A run of records
——

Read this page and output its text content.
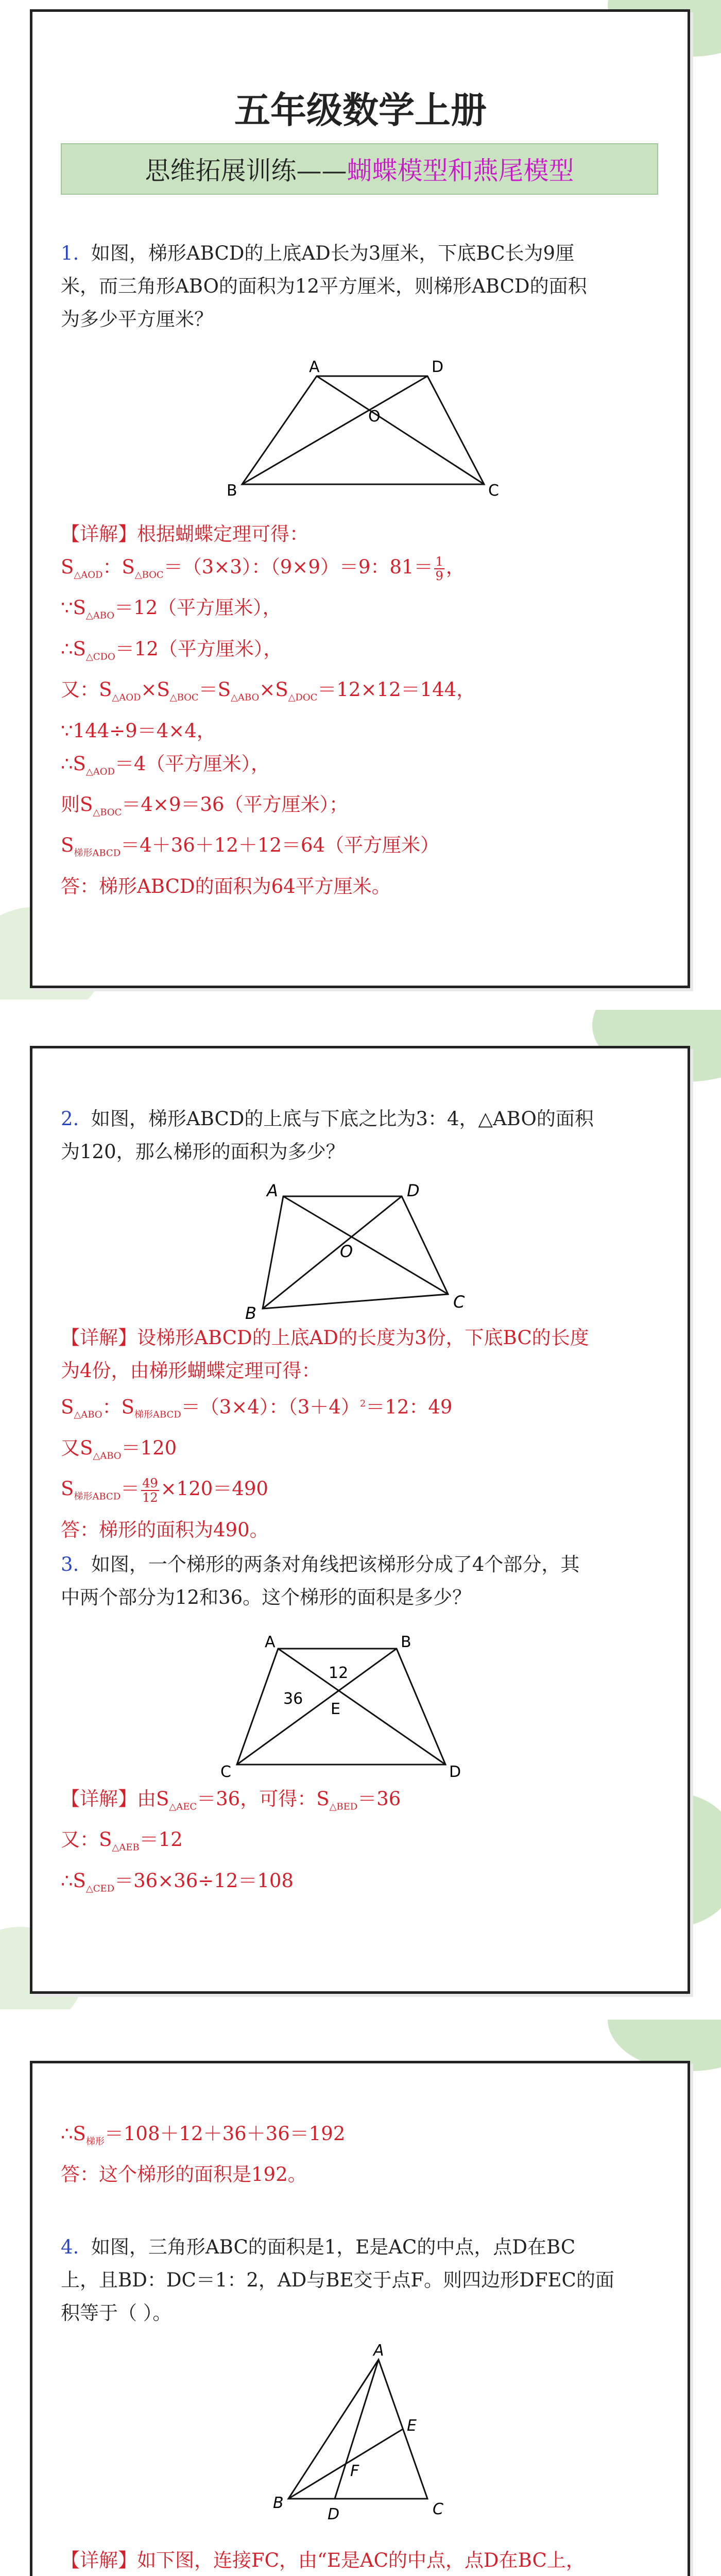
五年级数学上册
思维拓展训练—— 蝴蝶模型和燕尾模型

1. 如图，梯形ABCD的上底AD长为3厘米，下底BC长为9厘
米，而三角形ABO的面积为12平方厘米，则梯形ABCD的面积
为多少平方厘米？

A	D
B	C
O
【详解】根据蝴蝶定理可得：
$S_{\triangle AOD}$：$S_{\triangle BOC}=(3\times 3)$：（9×9）＝9：$81= \frac{1}{9}$ ，
$\because S_{\triangle ABO}=12$（平方厘米），
$\therefore S_{\triangle CDO}=12$（平方厘米），
又：$S_{\triangle AOD}\times S_{\triangle BOC}=S_{\triangle ABO}\times S_{\triangle DOC}=12\times 12=144$，
∵144÷9＝4×4，
$\therefore S_{\triangle AOD}=4$（平方厘米），
则$S_{\triangle BOC}=4\times 9=36$（平方厘米）；
$S_{梯形ABCD}=4+36+12+12=64$（平方厘米）
答：梯形ABCD的面积为64平方厘米。

2. 如图，梯形ABCD的上底与下底之比为3：4，△ABO的面积
为120，那么梯形的面积为多少？

A	D
B
C
O
【详解】设梯形ABCD的上底AD的长度为3份，下底BC的长度
为4份，由梯形蝴蝶定理可得：
$S_{\triangle ABO}$：$S_{梯形ABCD}=(3\times 4)$：$(3+4)^2=12$：49
又$S_{\triangle ABO}=120$
$S_{梯形ABCD}= \frac{49}{12} \times 120=490$
答：梯形的面积为490。

3. 如图，一个梯形的两条对角线把该梯形分成了4个部分，其
中两个部分为12和36。这个梯形的面积是多少？

A	B
C	D
E
12
36
【详解】由$S_{\triangle AEC}=36$，可得：$S_{\triangle BED}=36$
又：$S_{\triangle AEB}=12$
$\therefore S_{\triangle CED}=36\times 36\div 12=108$
$\therefore S_{梯形}=108+12+36+36=192$
答：这个梯形的面积是192。

4. 如图，三角形ABC的面积是1，E是AC的中点，点D在BC
上，且BD：DC＝1：2，AD与BE交于点F。则四边形DFEC的面
积等于（ ）。

A
B	C
D
E
F
【详解】如下图，连接FC，由“E是AC的中点，点D在BC上，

——

Give all the entries again exactly, dropping each picture.

**Result for this task**.
Read this page and output its text content.
五年级数学上册
思维拓展训练—— 蝴蝶模型和燕尾模型

1. 如图，梯形ABCD的上底AD长为3厘米，下底BC长为9厘
米，而三角形ABO的面积为12平方厘米，则梯形ABCD的面积
为多少平方厘米？

A	D
B	C
O
【详解】根据蝴蝶定理可得：
$S_{\triangle AOD}$：$S_{\triangle BOC}=(3\times 3)$：（9×9）＝9：$81= \frac{1}{9}$ ，
$\because S_{\triangle ABO}=12$（平方厘米），
$\therefore S_{\triangle CDO}=12$（平方厘米），
又：$S_{\triangle AOD}\times S_{\triangle BOC}=S_{\triangle ABO}\times S_{\triangle DOC}=12\times 12=144$，
∵144÷9＝4×4，
$\therefore S_{\triangle AOD}=4$（平方厘米），
则$S_{\triangle BOC}=4\times 9=36$（平方厘米）；
$S_{梯形ABCD}=4+36+12+12=64$（平方厘米）
答：梯形ABCD的面积为64平方厘米。

2. 如图，梯形ABCD的上底与下底之比为3：4，△ABO的面积
为120，那么梯形的面积为多少？

A	D
B
C
O
【详解】设梯形ABCD的上底AD的长度为3份，下底BC的长度
为4份，由梯形蝴蝶定理可得：
$S_{\triangle ABO}$：$S_{梯形ABCD}=(3\times 4)$：$(3+4)^2=12$：49
又$S_{\triangle ABO}=120$
$S_{梯形ABCD}= \frac{49}{12} \times 120=490$
答：梯形的面积为490。

3. 如图，一个梯形的两条对角线把该梯形分成了4个部分，其
中两个部分为12和36。这个梯形的面积是多少？

A	B
C	D
E
12
36
【详解】由$S_{\triangle AEC}=36$，可得：$S_{\triangle BED}=36$
又：$S_{\triangle AEB}=12$
$\therefore S_{\triangle CED}=36\times 36\div 12=108$
$\therefore S_{梯形}=108+12+36+36=192$
答：这个梯形的面积是192。

4. 如图，三角形ABC的面积是1，E是AC的中点，点D在BC
上，且BD：DC＝1：2，AD与BE交于点F。则四边形DFEC的面
积等于（ ）。

A
B	C
D
E
F
【详解】如下图，连接FC，由“E是AC的中点，点D在BC上，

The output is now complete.